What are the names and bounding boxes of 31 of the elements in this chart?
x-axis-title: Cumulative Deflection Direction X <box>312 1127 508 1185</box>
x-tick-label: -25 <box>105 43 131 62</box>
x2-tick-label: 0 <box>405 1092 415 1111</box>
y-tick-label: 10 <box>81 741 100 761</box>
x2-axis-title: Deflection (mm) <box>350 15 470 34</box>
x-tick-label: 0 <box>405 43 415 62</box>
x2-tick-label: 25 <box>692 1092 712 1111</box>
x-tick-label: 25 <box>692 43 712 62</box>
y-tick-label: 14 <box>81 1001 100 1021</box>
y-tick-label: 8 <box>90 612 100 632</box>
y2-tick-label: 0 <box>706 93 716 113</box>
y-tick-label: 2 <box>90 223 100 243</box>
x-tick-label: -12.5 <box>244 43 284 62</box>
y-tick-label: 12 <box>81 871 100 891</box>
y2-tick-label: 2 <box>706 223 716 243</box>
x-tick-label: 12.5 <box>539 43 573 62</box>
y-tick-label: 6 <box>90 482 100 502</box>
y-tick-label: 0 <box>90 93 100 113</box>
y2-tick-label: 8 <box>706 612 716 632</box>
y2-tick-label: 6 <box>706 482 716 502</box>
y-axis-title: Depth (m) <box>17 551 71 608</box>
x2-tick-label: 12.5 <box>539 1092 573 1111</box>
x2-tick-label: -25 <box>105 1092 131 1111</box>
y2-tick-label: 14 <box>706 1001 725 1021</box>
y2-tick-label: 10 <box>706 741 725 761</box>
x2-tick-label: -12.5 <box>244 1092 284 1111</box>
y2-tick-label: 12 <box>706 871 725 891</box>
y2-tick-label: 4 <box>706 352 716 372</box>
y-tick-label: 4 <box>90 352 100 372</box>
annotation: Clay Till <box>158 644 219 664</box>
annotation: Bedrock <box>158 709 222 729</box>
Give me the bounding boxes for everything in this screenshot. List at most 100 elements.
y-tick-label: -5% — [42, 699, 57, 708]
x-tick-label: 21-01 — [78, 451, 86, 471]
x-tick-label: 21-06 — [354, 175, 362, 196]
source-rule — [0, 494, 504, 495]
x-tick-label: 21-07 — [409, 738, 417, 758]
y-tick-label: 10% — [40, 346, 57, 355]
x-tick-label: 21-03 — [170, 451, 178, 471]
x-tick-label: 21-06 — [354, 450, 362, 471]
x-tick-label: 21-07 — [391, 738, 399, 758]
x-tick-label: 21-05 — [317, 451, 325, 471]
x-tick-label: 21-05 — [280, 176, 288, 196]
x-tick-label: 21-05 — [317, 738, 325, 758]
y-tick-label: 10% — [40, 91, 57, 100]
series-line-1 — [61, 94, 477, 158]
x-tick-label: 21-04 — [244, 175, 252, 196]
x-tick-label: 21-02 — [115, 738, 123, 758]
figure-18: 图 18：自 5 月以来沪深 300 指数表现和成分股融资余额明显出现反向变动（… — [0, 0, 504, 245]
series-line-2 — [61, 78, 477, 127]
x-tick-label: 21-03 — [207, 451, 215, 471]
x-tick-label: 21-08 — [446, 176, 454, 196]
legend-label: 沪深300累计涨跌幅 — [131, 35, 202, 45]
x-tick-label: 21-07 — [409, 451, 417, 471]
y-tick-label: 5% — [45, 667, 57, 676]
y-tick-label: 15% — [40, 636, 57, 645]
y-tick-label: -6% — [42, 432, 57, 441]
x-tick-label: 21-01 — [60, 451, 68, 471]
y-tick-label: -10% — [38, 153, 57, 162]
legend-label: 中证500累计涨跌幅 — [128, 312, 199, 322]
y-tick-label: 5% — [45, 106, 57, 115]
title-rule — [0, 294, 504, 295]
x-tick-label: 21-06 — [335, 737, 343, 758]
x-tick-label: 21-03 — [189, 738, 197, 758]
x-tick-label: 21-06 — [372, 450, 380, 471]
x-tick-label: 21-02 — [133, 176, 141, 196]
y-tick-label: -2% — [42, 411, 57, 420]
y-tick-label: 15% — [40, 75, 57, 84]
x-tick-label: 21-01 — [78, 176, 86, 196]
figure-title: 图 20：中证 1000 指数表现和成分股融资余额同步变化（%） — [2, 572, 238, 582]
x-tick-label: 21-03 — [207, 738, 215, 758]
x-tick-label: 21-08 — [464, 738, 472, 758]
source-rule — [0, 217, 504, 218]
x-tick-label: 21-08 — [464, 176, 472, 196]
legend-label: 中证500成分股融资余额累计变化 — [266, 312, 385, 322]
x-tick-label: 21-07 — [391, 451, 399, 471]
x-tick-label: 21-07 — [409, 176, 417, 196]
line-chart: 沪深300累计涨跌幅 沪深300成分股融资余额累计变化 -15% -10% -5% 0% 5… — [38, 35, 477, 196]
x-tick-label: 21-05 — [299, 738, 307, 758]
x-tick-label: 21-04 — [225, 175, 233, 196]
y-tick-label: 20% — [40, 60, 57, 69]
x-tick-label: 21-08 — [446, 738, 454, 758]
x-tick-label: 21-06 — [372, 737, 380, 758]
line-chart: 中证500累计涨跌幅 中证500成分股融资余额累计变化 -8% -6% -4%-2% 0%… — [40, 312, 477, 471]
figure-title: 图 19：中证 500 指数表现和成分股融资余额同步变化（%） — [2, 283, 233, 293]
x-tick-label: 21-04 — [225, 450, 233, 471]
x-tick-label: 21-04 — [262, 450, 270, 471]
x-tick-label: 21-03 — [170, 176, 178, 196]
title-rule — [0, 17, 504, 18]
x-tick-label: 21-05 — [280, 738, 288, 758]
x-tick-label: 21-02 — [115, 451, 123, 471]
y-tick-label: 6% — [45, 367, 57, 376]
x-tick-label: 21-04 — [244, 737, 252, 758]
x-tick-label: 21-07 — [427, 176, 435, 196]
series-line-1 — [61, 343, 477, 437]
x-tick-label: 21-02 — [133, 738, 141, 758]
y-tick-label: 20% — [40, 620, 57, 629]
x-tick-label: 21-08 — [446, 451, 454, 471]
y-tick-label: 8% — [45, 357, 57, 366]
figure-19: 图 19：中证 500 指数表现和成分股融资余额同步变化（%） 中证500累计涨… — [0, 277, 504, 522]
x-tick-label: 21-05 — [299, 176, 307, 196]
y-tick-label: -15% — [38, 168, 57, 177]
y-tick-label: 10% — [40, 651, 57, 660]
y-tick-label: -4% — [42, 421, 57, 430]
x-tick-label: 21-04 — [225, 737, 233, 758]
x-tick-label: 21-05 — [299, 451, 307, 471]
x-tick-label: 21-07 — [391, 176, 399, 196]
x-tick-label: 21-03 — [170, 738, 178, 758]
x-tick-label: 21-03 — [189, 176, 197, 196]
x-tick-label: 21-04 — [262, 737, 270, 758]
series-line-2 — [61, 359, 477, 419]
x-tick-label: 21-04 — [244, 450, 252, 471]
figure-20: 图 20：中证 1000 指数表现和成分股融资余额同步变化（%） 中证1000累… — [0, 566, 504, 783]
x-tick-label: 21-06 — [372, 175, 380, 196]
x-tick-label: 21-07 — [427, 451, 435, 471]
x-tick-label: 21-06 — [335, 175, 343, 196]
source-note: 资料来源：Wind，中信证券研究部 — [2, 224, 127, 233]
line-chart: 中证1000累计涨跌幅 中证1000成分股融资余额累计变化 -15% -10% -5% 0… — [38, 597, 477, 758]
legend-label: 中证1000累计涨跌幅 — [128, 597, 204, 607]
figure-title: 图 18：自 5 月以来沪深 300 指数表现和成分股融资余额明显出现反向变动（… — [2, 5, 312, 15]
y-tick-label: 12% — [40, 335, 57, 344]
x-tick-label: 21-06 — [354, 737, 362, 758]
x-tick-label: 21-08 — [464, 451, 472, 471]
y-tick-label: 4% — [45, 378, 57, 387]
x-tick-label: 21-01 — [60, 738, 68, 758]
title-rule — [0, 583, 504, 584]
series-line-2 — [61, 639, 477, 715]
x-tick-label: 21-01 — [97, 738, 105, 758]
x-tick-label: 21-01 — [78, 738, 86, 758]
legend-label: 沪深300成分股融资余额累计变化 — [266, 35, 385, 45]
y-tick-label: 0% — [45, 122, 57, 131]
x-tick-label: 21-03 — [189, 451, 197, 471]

§

◆ Written task ◆
Count the lines in the records that contain the string "指数表现和成分股融资余额明显出现反向变动", treating case as significant, and reply with only the number.

◆ Right answer ◆
2